» **Goal of the exercise**: Make an exact copy of the records, with the images left out.

» **Dataset**:
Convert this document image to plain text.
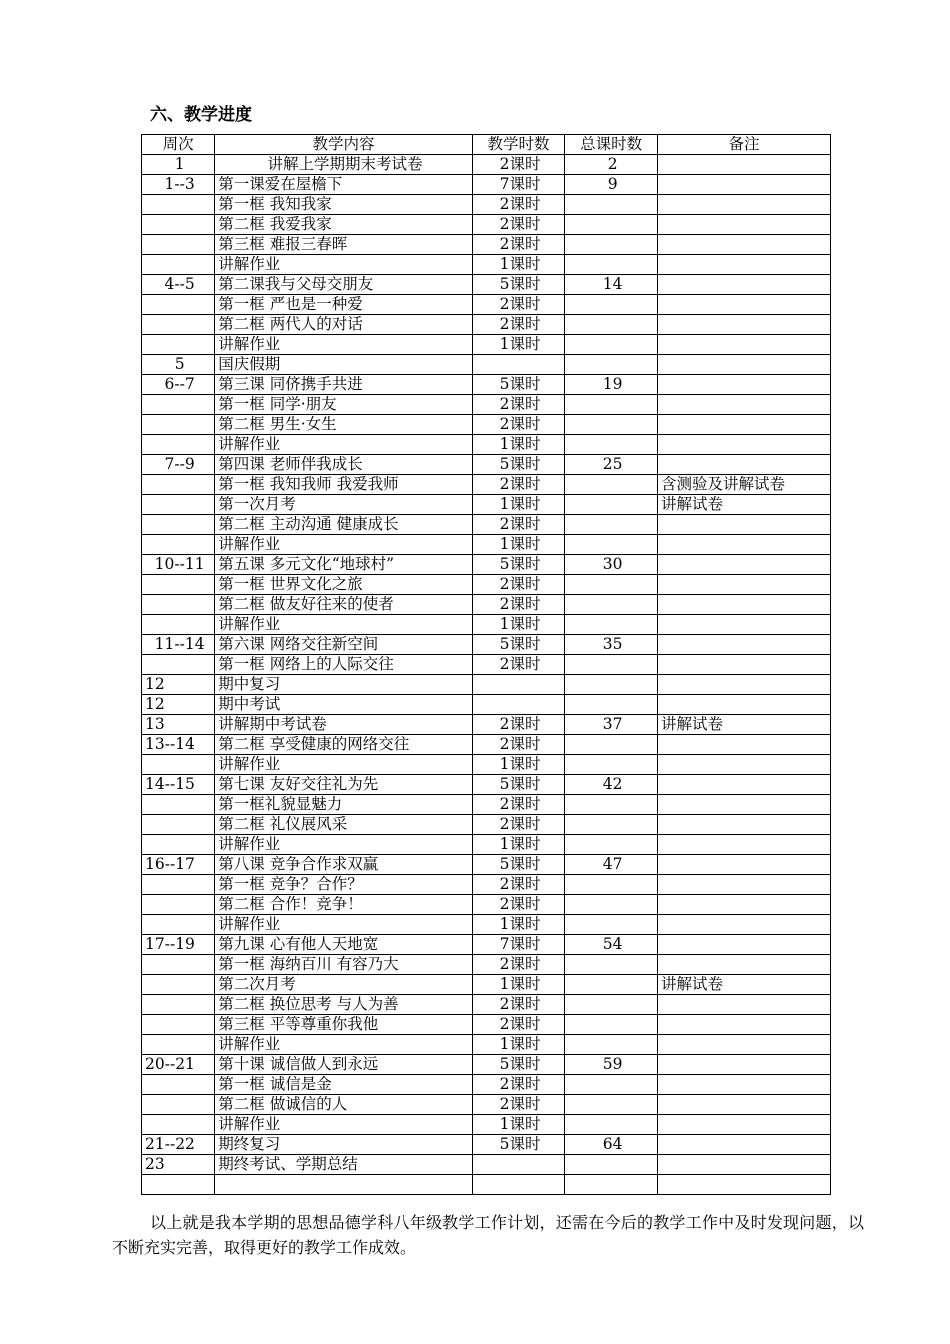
六、教学进度
周次	教学内容	教学时数	总课时数	备注
1	讲解上学期期末考试卷	2课时	2	
1--3	第一课爱在屋檐下	7课时	9	
	第一框 我知我家	2课时		
	第二框 我爱我家	2课时		
	第三框 难报三春晖	2课时		
	讲解作业	1课时		
4--5	第二课我与父母交朋友	5课时	14	
	第一框 严也是一种爱	2课时		
	第二框 两代人的对话	2课时		
	讲解作业	1课时		
5	国庆假期			
6--7	第三课 同侪携手共进	5课时	19	
	第一框 同学·朋友	2课时		
	第二框 男生·女生	2课时		
	讲解作业	1课时		
7--9	第四课 老师伴我成长	5课时	25	
	第一框 我知我师 我爱我师	2课时		含测验及讲解试卷
	第一次月考	1课时		讲解试卷
	第二框 主动沟通 健康成长	2课时		
	讲解作业	1课时		
10--11	第五课 多元文化“地球村”	5课时	30	
	第一框 世界文化之旅	2课时		
	第二框 做友好往来的使者	2课时		
	讲解作业	1课时		
11--14	第六课 网络交往新空间	5课时	35	
	第一框 网络上的人际交往	2课时		
12	期中复习			
12	期中考试			
13	讲解期中考试卷	2课时	37	讲解试卷
13--14	第二框 享受健康的网络交往	2课时		
	讲解作业	1课时		
14--15	第七课 友好交往礼为先	5课时	42	
	第一框礼貌显魅力	2课时		
	第二框 礼仪展风采	2课时		
	讲解作业	1课时		
16--17	第八课 竞争合作求双赢	5课时	47	
	第一框 竞争？合作？	2课时		
	第二框 合作！竞争！	2课时		
	讲解作业	1课时		
17--19	第九课 心有他人天地宽	7课时	54	
	第一框 海纳百川 有容乃大	2课时		
	第二次月考	1课时		讲解试卷
	第二框 换位思考 与人为善	2课时		
	第三框 平等尊重你我他	2课时		
	讲解作业	1课时		
20--21	第十课 诚信做人到永远	5课时	59	
	第一框 诚信是金	2课时		
	第二框 做诚信的人	2课时		
	讲解作业	1课时		
21--22	期终复习	5课时	64	
23	期终考试、学期总结			

以上就是我本学期的思想品德学科八年级教学工作计划，还需在今后的教学工作中及时发现问题，以不断充实完善，取得更好的教学工作成效。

» **Exercise output**:
Convert this document image to plain text.
六、教学进度
周次	教学内容	教学时数	总课时数	备注
1	讲解上学期期末考试卷	2课时	2	
1--3	第一课爱在屋檐下	7课时	9	
	第一框 我知我家	2课时		
	第二框 我爱我家	2课时		
	第三框 难报三春晖	2课时		
	讲解作业	1课时		
4--5	第二课我与父母交朋友	5课时	14	
	第一框 严也是一种爱	2课时		
	第二框 两代人的对话	2课时		
	讲解作业	1课时		
5	国庆假期			
6--7	第三课 同侪携手共进	5课时	19	
	第一框 同学·朋友	2课时		
	第二框 男生·女生	2课时		
	讲解作业	1课时		
7--9	第四课 老师伴我成长	5课时	25	
	第一框 我知我师 我爱我师	2课时		含测验及讲解试卷
	第一次月考	1课时		讲解试卷
	第二框 主动沟通 健康成长	2课时		
	讲解作业	1课时		
10--11	第五课 多元文化“地球村”	5课时	30	
	第一框 世界文化之旅	2课时		
	第二框 做友好往来的使者	2课时		
	讲解作业	1课时		
11--14	第六课 网络交往新空间	5课时	35	
	第一框 网络上的人际交往	2课时		
12	期中复习			
12	期中考试			
13	讲解期中考试卷	2课时	37	讲解试卷
13--14	第二框 享受健康的网络交往	2课时		
	讲解作业	1课时		
14--15	第七课 友好交往礼为先	5课时	42	
	第一框礼貌显魅力	2课时		
	第二框 礼仪展风采	2课时		
	讲解作业	1课时		
16--17	第八课 竞争合作求双赢	5课时	47	
	第一框 竞争？合作？	2课时		
	第二框 合作！竞争！	2课时		
	讲解作业	1课时		
17--19	第九课 心有他人天地宽	7课时	54	
	第一框 海纳百川 有容乃大	2课时		
	第二次月考	1课时		讲解试卷
	第二框 换位思考 与人为善	2课时		
	第三框 平等尊重你我他	2课时		
	讲解作业	1课时		
20--21	第十课 诚信做人到永远	5课时	59	
	第一框 诚信是金	2课时		
	第二框 做诚信的人	2课时		
	讲解作业	1课时		
21--22	期终复习	5课时	64	
23	期终考试、学期总结			

以上就是我本学期的思想品德学科八年级教学工作计划，还需在今后的教学工作中及时发现问题，以不断充实完善，取得更好的教学工作成效。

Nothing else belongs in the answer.